[Items from a dataset]
::::
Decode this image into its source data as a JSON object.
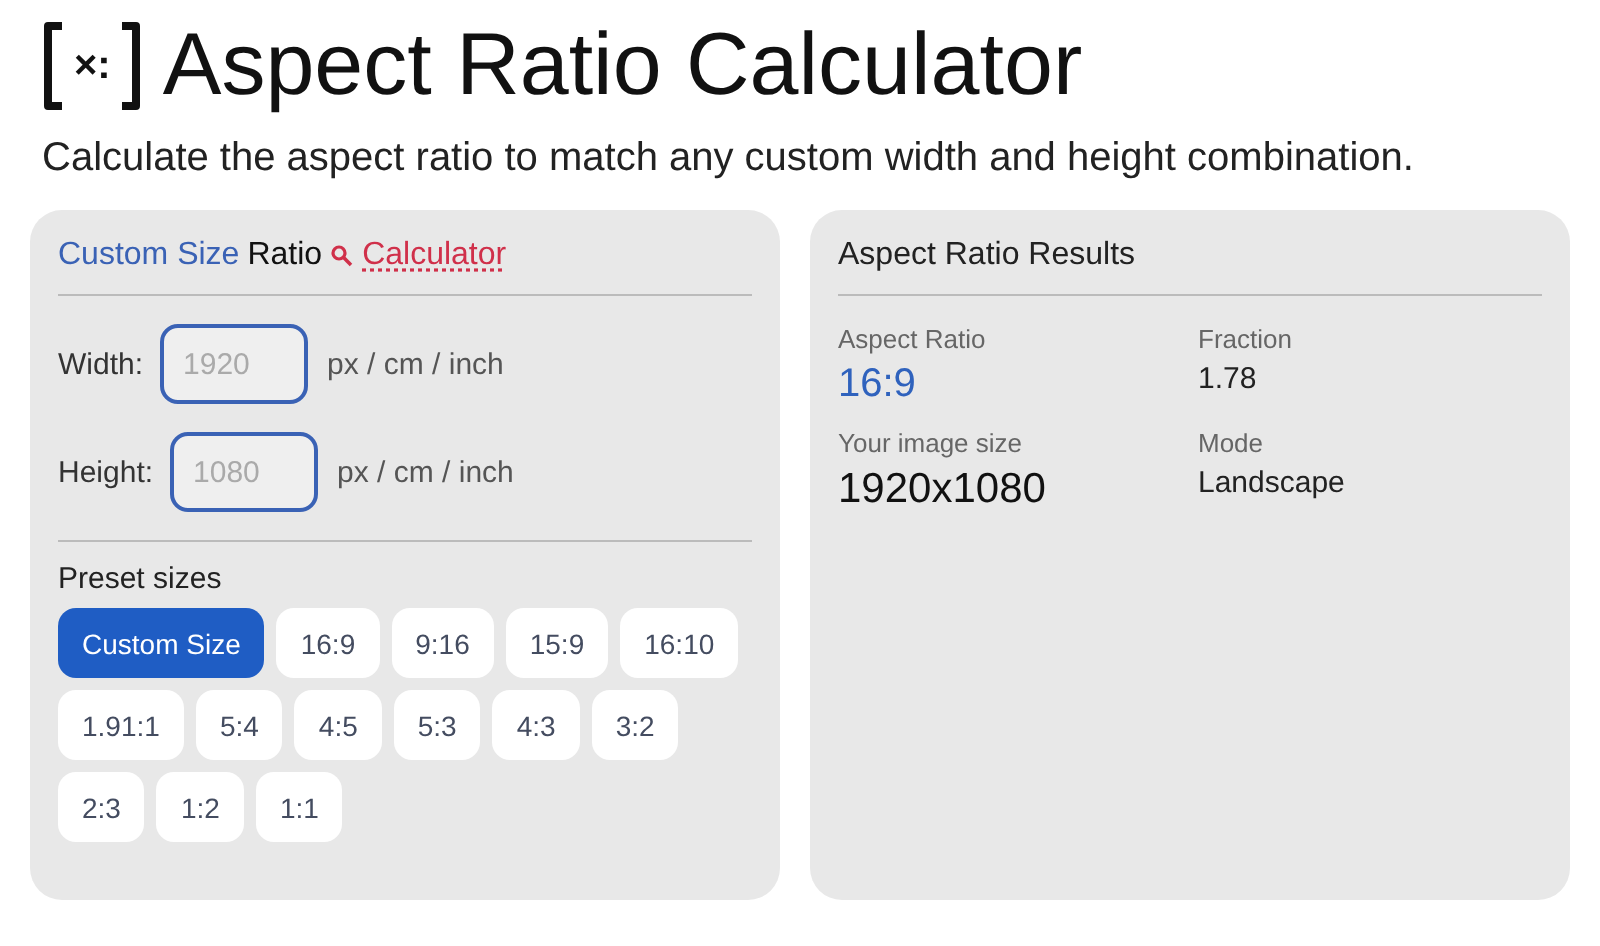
{
  "header": {
    "logo_mark": "×:",
    "title": "Aspect Ratio Calculator",
    "subtitle": "Calculate the aspect ratio to match any custom width and height combination."
  },
  "calculator": {
    "title_prefix": "Custom Size",
    "title_main": "Ratio",
    "title_link": "Calculator",
    "fields": [
      {
        "label": "Width:",
        "placeholder": "1920",
        "unit": "px / cm / inch"
      },
      {
        "label": "Height:",
        "placeholder": "1080",
        "unit": "px / cm / inch"
      }
    ],
    "presets_label": "Preset sizes",
    "presets": [
      {
        "label": "Custom Size",
        "selected": true
      },
      {
        "label": "16:9",
        "selected": false
      },
      {
        "label": "9:16",
        "selected": false
      },
      {
        "label": "15:9",
        "selected": false
      },
      {
        "label": "16:10",
        "selected": false
      },
      {
        "label": "1.91:1",
        "selected": false
      },
      {
        "label": "5:4",
        "selected": false
      },
      {
        "label": "4:5",
        "selected": false
      },
      {
        "label": "5:3",
        "selected": false
      },
      {
        "label": "4:3",
        "selected": false
      },
      {
        "label": "3:2",
        "selected": false
      },
      {
        "label": "2:3",
        "selected": false
      },
      {
        "label": "1:2",
        "selected": false
      },
      {
        "label": "1:1",
        "selected": false
      }
    ]
  },
  "results": {
    "title": "Aspect Ratio Results",
    "items": [
      {
        "label": "Aspect Ratio",
        "value": "16:9",
        "kind": "highlight"
      },
      {
        "label": "Fraction",
        "value": "1.78",
        "kind": "plain"
      },
      {
        "label": "Your image size",
        "value": "1920x1080",
        "kind": "large"
      },
      {
        "label": "Mode",
        "value": "Landscape",
        "kind": "plain"
      }
    ]
  }
}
::::
How many of the lines above include the string "value"? Answer with the number only.

» Full answer: 4